• **Source text**
══════════════════════════════
Note: Dux is under active development and not yet production ready. APIs may change between releases.
DuckDB-native dataframes for Elixir.
Dux gives you a dplyr-style verb API backed by DuckDB's analytical engine, with built-in distributed execution across the BEAM. Pipelines are lazy, operations compile to SQL, and DuckDB handles columnar execution, vectorised aggregation, and predicate pushdown.
require Dux Dux.from_parquet("s3://data/sales/**/*.parquet") |> Dux.filter(amount > 100 and region == "US") |> Dux.mutate(revenue: price * quantity) |> Dux.group_by(:product) |> Dux.summarise(total: sum(revenue), orders: count(product)) |> Dux.sort_by(desc: :total) |> Dux.to_rows()
Performance
Dux pipelines compile to SQL and execute inside DuckDB — no data crosses into Elixir until you materialise. On a 10M-row dataset (Apple M4 Max, 128GB):
| Operation | Dux | Explorer (Polars) | Winner |
|---|---|---|---|
| Filter (lazy) | 24ms | 59ms | Dux 2.5x faster |
| Filter (eager) | 45ms | 53ms | Dux 1.2x faster |
| Mutate (eager) | 17ms | 28ms | Dux 1.6x faster |
| Group + Summarise (lazy) | 40ms | 63ms | Dux 1.6x faster |
| Group + Summarise (eager) | 81ms | 88ms | Dux 1.1x faster |
| Memory per compute | 11-15 KB | 8-9 KB | Explorer ~1.5x less |
Dux is faster than Explorer/Polars on every operation at 10M rows. The lazy path (view-based compute/1) is particularly fast since no data is copied — DuckDB executes the full pipeline when results are read. And Dux can distribute across machines while Polars is single-node.
Design
Dux is the successor to Explorer. That means it borrows its verb design from dplyr and the tidyverse — constrained, composable operations that each do one thing well. If you've used dplyr::filter(), mutate(), group_by() |> summarise(), the Dux API will feel familiar.
Where Dux diverges from Explorer:
- The module IS the dataframe.
Dux.filter(df, ...)notDux.DataFrame.filter(df, ...). No Series API — all operations are dataframe-level. - DuckDB is the only engine. No pluggable backends, no abstraction tax. Full access to DuckDB's SQL functions, window functions, recursive CTEs, and 50+ extensions.
══════════════════════════════
• **Material**
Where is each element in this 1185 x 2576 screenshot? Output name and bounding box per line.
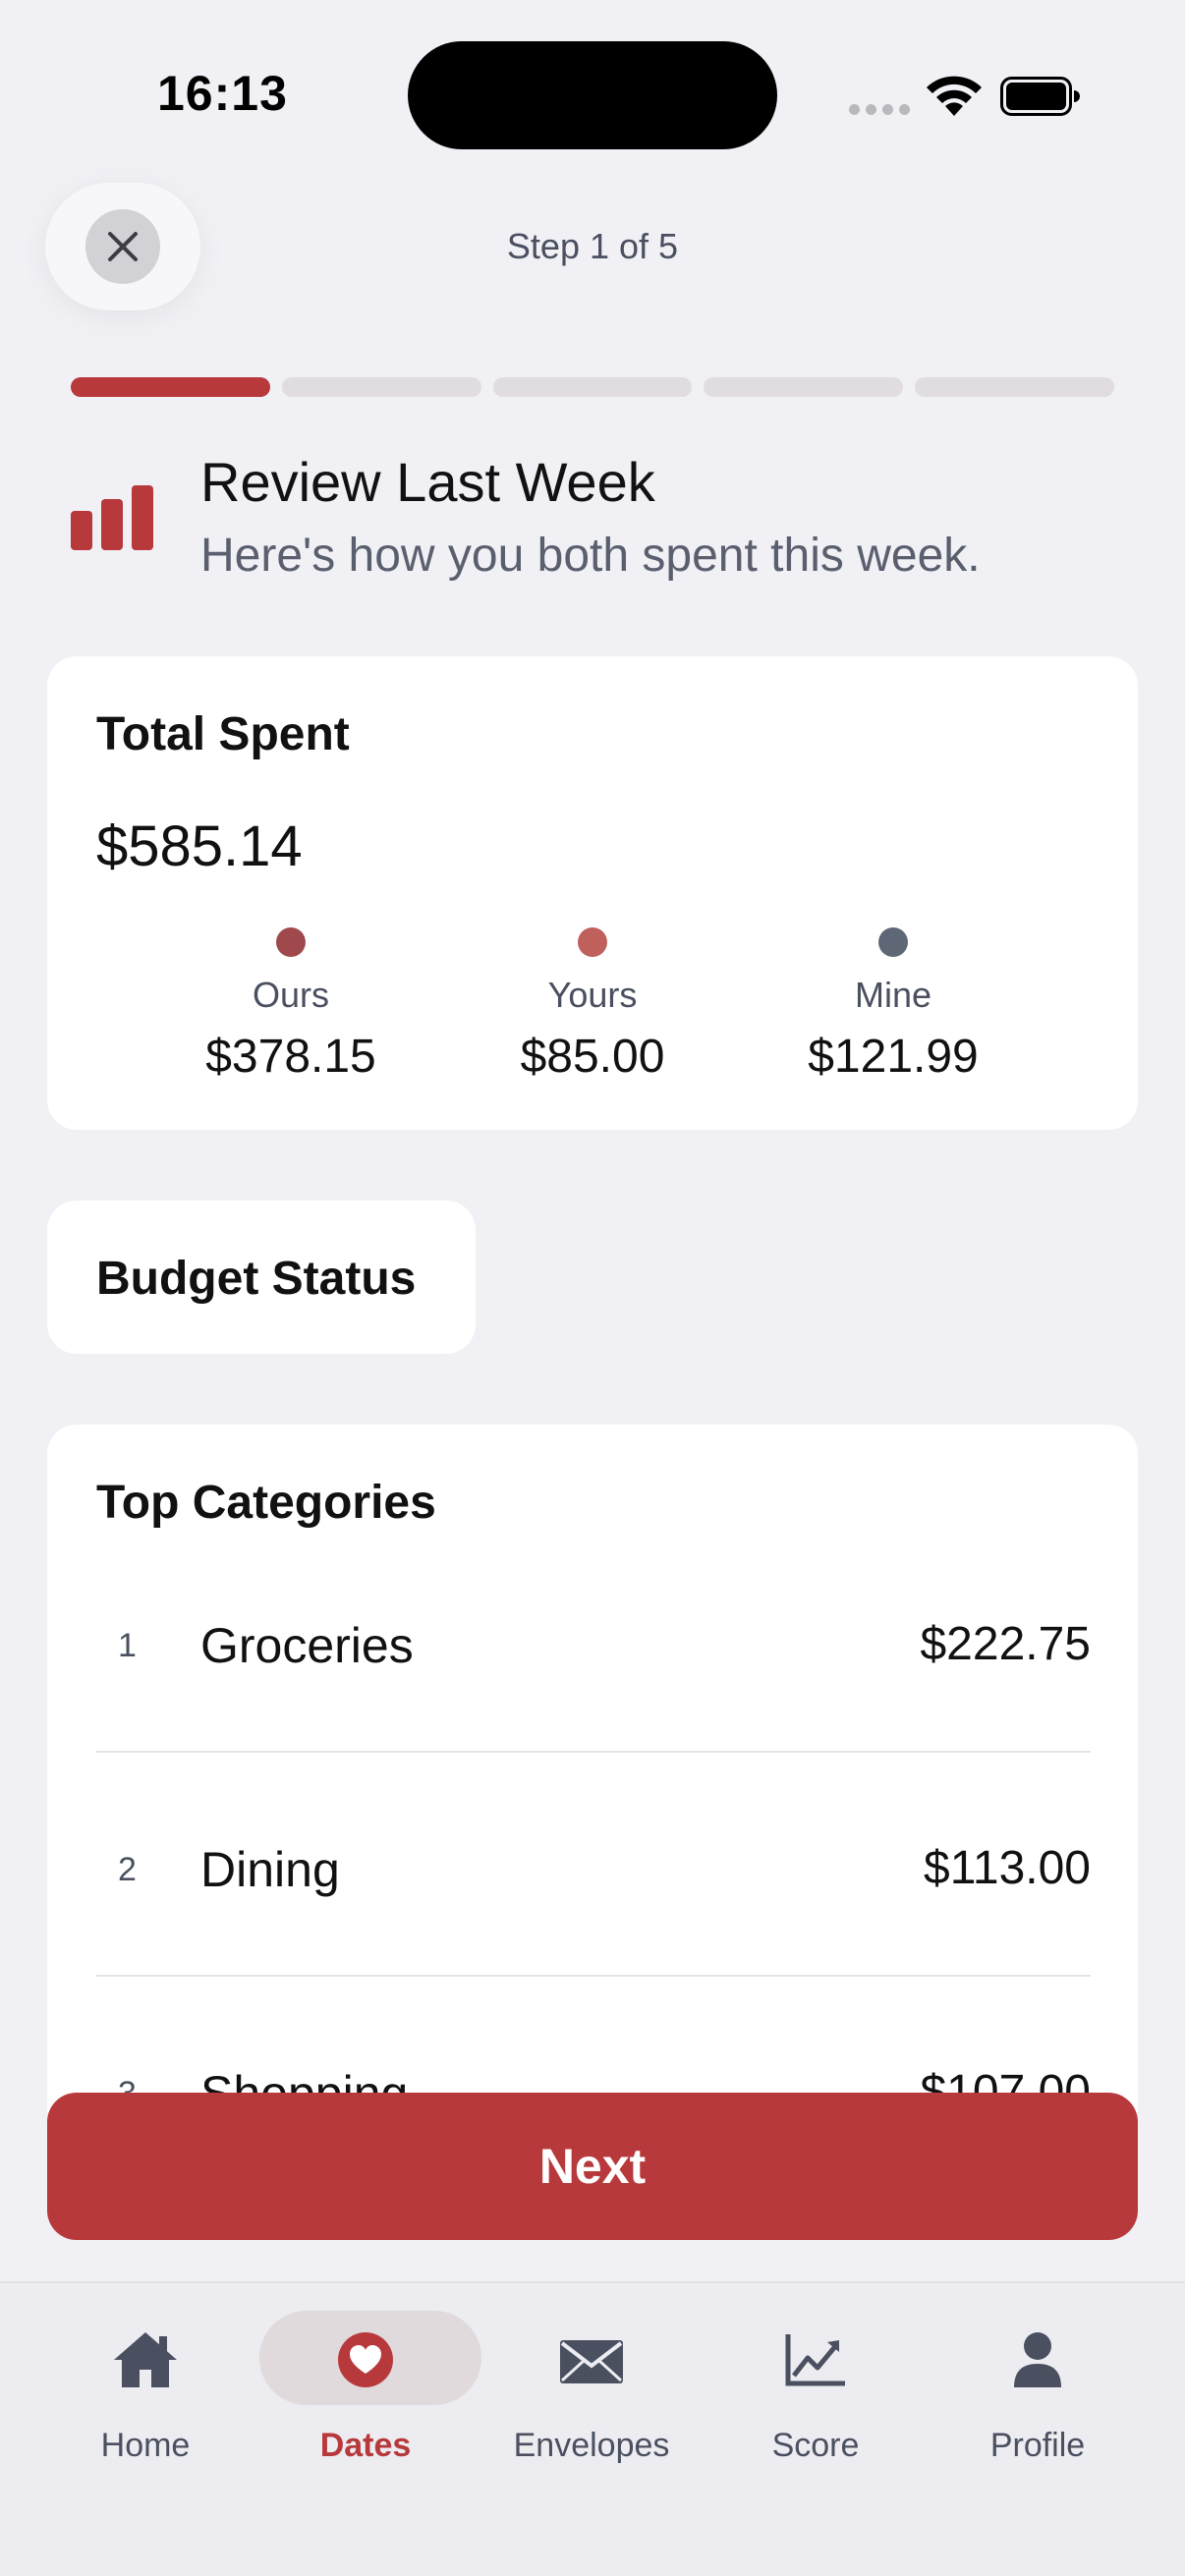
══════════════════════════════
• **Challenges**
A. From the Dux page, write out again the part that opens with the words containing "Performance" and closes with "Polars is single-node.", putting "deferred" wherever "lazy" appears.
B. According to the Dux page, on what machine were the 10M-row timings measured?

• **Task-by-task outputs**
A.
Performance
Dux pipelines compile to SQL and execute inside DuckDB — no data crosses into Elixir until you materialise. On a 10M-row dataset (Apple M4 Max, 128GB):
| Operation | Dux | Explorer (Polars) | Winner |
|---|---|---|---|
| Filter (deferred) | 24ms | 59ms | Dux 2.5x faster |
| Filter (eager) | 45ms | 53ms | Dux 1.2x faster |
| Mutate (eager) | 17ms | 28ms | Dux 1.6x faster |
| Group + Summarise (deferred) | 40ms | 63ms | Dux 1.6x faster |
| Group + Summarise (eager) | 81ms | 88ms | Dux 1.1x faster |
| Memory per compute | 11-15 KB | 8-9 KB | Explorer ~1.5x less |
Dux is faster than Explorer/Polars on every operation at 10M rows. The deferred path (view-based compute/1) is particularly fast since no data is copied — DuckDB executes the full pipeline when results are read. And Dux can distribute across machines while Polars is single-node.

B. An Apple M4 Max with 128GB.